---------- EXTRACT TO READ
Jey
Jey

Reputation: 1511

Difference between SQL JOIN and querying from two tables

What is the difference between the query

SELECT Persons.LastName, Persons.FirstName, Orders.OrderNo
FROM Persons
INNER JOIN Orders
ON Persons.P_Id=Orders.P_Id
ORDER BY Persons.LastName

and this one

SELECT Persons.LastName, Persons.FirstName, Orders.OrderNo
FROM Persons, Orders
WHERE Persons.P_Id=Orders.P_Id
ORDER BY Persons.LastName

Upvotes: 17

Views: 6035

Answers (4)

Branko Dimitrijevic
Branko Dimitrijevic

Reputation: 52107

The difference is in syntax, but not in the semantics.

The explicit JOIN syntax:

  • is considered more readable and
  • allows you to cleanly and in standard way specify whether you want INNER, LEFT/RIGHT/FULL OUTER or a CROSS join. This is in contrast to using DBMS-specific syntax, such as old Oracle's Persons.P_Id = Orders.P_Id(+) syntax for left outer join, for example.

Upvotes: 2

Aaron
Aaron

Reputation: 57748

This SO posting has a good explanation of the differences in ANSI SQL complaince, and bears similarities to the question asked here.

While (as it has been stated) both queries will produce the same result, I find that it is always a good idea to explicitly state your JOINs. It's much easier to understand, especially when there are non-JOIN-related evaluations in the WHERE clause.
--------------------
---------- INPUT DATA
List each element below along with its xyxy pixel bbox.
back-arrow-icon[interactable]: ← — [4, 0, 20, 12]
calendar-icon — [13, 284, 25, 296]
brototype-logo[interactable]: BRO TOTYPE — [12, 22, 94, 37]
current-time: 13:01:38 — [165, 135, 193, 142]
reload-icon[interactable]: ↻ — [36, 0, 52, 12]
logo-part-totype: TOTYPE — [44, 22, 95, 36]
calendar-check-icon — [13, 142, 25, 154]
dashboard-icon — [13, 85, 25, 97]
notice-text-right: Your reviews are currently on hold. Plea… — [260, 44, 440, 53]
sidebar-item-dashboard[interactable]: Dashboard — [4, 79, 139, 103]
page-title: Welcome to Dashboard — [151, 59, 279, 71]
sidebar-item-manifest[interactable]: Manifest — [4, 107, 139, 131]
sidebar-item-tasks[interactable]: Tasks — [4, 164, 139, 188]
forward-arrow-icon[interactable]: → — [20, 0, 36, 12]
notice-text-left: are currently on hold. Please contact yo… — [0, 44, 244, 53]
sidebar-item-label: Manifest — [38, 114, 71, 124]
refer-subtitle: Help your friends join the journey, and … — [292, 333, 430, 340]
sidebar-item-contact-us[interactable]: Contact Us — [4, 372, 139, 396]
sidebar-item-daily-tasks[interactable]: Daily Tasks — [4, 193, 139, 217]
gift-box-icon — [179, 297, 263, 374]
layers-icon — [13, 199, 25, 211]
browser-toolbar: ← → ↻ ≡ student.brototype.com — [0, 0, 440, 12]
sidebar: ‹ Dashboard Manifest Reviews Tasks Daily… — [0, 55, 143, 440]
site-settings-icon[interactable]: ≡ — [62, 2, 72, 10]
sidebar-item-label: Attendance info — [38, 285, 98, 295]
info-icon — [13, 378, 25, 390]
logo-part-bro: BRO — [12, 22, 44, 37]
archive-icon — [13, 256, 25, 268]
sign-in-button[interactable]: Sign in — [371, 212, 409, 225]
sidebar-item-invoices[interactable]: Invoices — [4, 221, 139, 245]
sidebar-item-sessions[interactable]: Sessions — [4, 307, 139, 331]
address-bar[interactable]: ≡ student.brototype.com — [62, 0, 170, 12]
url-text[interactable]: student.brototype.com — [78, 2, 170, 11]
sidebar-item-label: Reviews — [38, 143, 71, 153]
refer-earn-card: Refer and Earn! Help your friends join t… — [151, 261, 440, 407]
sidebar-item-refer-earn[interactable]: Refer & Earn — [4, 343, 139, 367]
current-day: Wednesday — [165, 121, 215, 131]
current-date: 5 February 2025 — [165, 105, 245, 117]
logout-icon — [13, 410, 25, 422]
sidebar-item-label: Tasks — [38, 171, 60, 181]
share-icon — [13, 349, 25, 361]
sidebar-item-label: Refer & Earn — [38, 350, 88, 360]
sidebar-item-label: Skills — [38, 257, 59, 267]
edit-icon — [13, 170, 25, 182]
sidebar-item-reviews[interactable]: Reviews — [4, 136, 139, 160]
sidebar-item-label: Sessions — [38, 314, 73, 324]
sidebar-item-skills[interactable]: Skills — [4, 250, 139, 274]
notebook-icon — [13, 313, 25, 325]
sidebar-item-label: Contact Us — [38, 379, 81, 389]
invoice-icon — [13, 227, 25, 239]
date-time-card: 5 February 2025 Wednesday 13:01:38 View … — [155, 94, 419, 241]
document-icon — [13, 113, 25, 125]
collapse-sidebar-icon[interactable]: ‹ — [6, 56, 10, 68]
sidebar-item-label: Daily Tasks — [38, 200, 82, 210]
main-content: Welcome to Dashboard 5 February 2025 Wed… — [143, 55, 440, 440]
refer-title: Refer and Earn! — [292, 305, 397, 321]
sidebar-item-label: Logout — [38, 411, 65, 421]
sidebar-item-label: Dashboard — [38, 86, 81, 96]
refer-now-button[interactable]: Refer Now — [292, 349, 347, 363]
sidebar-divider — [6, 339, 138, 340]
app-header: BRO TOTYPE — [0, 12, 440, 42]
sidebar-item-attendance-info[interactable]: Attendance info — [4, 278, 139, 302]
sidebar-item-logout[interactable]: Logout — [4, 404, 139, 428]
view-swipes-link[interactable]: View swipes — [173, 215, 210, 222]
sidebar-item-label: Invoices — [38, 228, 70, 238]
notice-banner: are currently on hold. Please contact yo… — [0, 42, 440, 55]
--------------------
:: WORK REQUEST 1 ::
Retype the SQL join discussion between "Reputation: 57748" and "the WHERE clause.", inclusive.
:: WORK REQUEST 2 ::
Write a continuation of the SQL join discussion that picks up from its final sentence.
The entries come from a separate source and are unrelated to the SQL join discussion.

:: WRITTEN RESPONSE 1 ::
Reputation: 57748

This SO posting has a good explanation of the differences in ANSI SQL complaince, and bears similarities to the question asked here.

While (as it has been stated) both queries will produce the same result, I find that it is always a good idea to explicitly state your JOINs. It's much easier to understand, especially when there are non-JOIN-related evaluations in the WHERE clause.

:: WRITTEN RESPONSE 2 ::
Explicitly stating your JOIN also prevents you from inadvertently querying a Cartesian product. In your 2nd query above, if you (for whatever reason) forgot to include your WHERE clause, your query would run without JOIN conditions and return a result set of every row in Persons matched with every row in Orders...probably not something that you want.

Upvotes: 3

Matthias Meid
Matthias Meid

Reputation: 12513

They are basically equivalent. In general, the JOIN keywords enables you to be more explicit about direction (LEFT, RIGHT) and type (INNER, OUTER, CROSS) of your join.

Upvotes: 3

Oded
Oded

Reputation: 499002

There is a small difference in syntax, but both queries are doing a join on the P_Id fields of the respective tables.

In your second example, this is an implicit join, which you are constraining in your WHERE clause to the P_Id fields of both tables.

The join is explicit in your first example and the join clause contains the constraint instead of in an additional WHERE clause.